[START Text provided]

Free Shareholders Agreement Template — Philippines
A Shareholders Agreement drafted in line with the Revised Corporation Code (Republic Act 11232) for Philippine corporations and their shareholders. Capture share rights, board representation, reserved matters, transfer restrictions including Right of First Refusal (ROFR), tag-along and drag-along rights, dividend policy, intellectual property, and a robust dispute resolution clause. Generate a professional PDF in minutes — fully aligned with Philippine corporate, tax, and securities law.
| CORPORATION | TechVenture Innovations, Inc. |
| TYPE | Stock Corporation |
| SEC REG. NO. | CS202312345 |
| TIN | 009-123-456-000 |
| REGISTERED OFFICE | 10F Ayala Triangle Gardens Tower, Makati City 1226 |
| AUTHORISED CAPITAL | 10,000,000.00 PHP |
| PAID-UP CAPITAL | 2,500,000.00 PHP |
| SHARE CLASS | common shares |
| SHAREHOLDER 1 | Maria Cristina Reyes — 6000 shares (60%) |
| SHAREHOLDER 2 | Juan Carlos dela Cruz — 4000 shares (40%) |
Right of First Refusal (ROFR): Before transferring any shares to a third party, the transferring Shareholder (the "Selling Shareholder") must first offer those shares to the other Shareholder(s) in writing at the same price and on the same terms as proposed to the third party. The non-selling Shareholder(s) shall have 30 days to exercise the right of first refusal. If the right is not exercised within that period, the Selling Shareholder may transfer the shares to the third party on terms no more favourable than those offered, within 60 days. This restriction shall be reflected in (i) the Corporation's Articles of Incorporation or By-Laws (where the Corporation is a close corporation under RCC s. 97); and (ii) the Stock Certificates (RCC s. 62) by appropriate notation.
Tag-Along Rights: If Shareholder 1 or Shareholder 2 (the "Selling Shareholder") proposes to transfer shares to a third-party acquirer, the other Shareholder (the "Tag-Along Holder") shall have the right (but not the obligation) to sell their shares to the same acquirer at the same price per share and on the same terms and conditions (the "Tag-Along Right"). The Selling Shareholder shall give the Tag-Along Holder at least 30 days' prior written notice before completing any such transfer.
Drag-Along Rights: If a Shareholder holding more than 50% of the outstanding capital stock (the "Dragging Shareholder") negotiates a bona fide arm's-length sale of all their shares to a third-party acquirer, the Dragging Shareholder may require the other Shareholder(s) (the "Dragged Shareholders") to sell their shares to the same acquirer at the same price per share and on the same terms and conditions (the "Drag-Along Right"), subject to 45 days' prior written notice. The Dragging Shareholder warrants to the Dragged Shareholders that the transaction price represents fair market value. Tax consequences for the Dragged Shareholders, including the 15% capital gains tax on net gains under NIRC s. 24(C) for individuals or 6% for unlisted shares for corporations, shall be borne by the respective Shareholder.
Quorum: Quorum for all board meetings shall require at least one nominee director of each Shareholder to be present, in person or by remote communication permitted under RCC s. 52.

[END Text provided]

* _Directives_
• 1. In the Philippine shareholders agreement template, how long do non-selling shareholders have to exercise the right of first refusal?
• 2. Reproduce the passage of the shareholders agreement template between "Free Shareholders Agreement" and "and securities law.", inclusive.
The listing isn't needed for any of this.

[START Supplied information]

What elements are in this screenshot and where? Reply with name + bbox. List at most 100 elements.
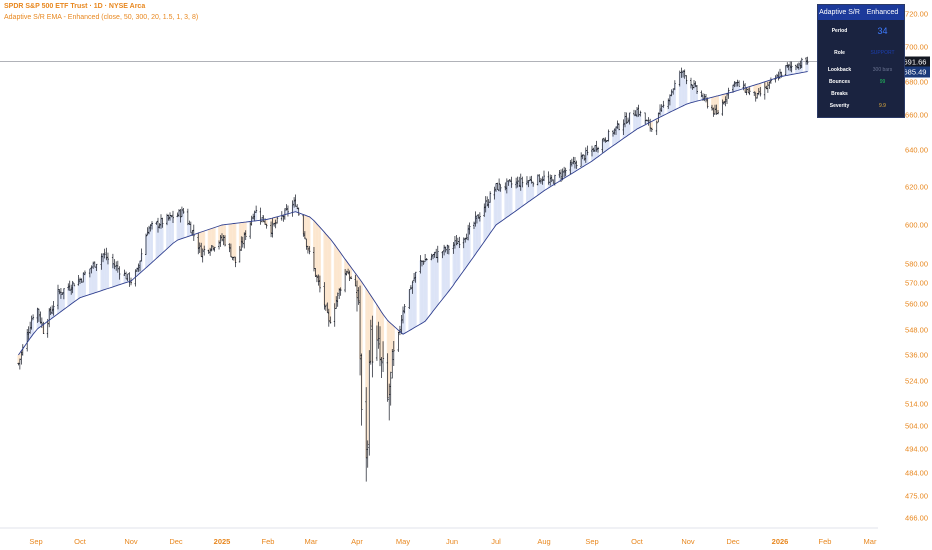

[END Supplied information]

* _Responses by task_
• 1. 30 days.

• 2.
Free Shareholders Agreement Template — Philippines
A Shareholders Agreement drafted in line with the Revised Corporation Code (Republic Act 11232) for Philippine corporations and their shareholders. Capture share rights, board representation, reserved matters, transfer restrictions including Right of First Refusal (ROFR), tag-along and drag-along rights, dividend policy, intellectual property, and a robust dispute resolution clause. Generate a professional PDF in minutes — fully aligned with Philippine corporate, tax, and securities law.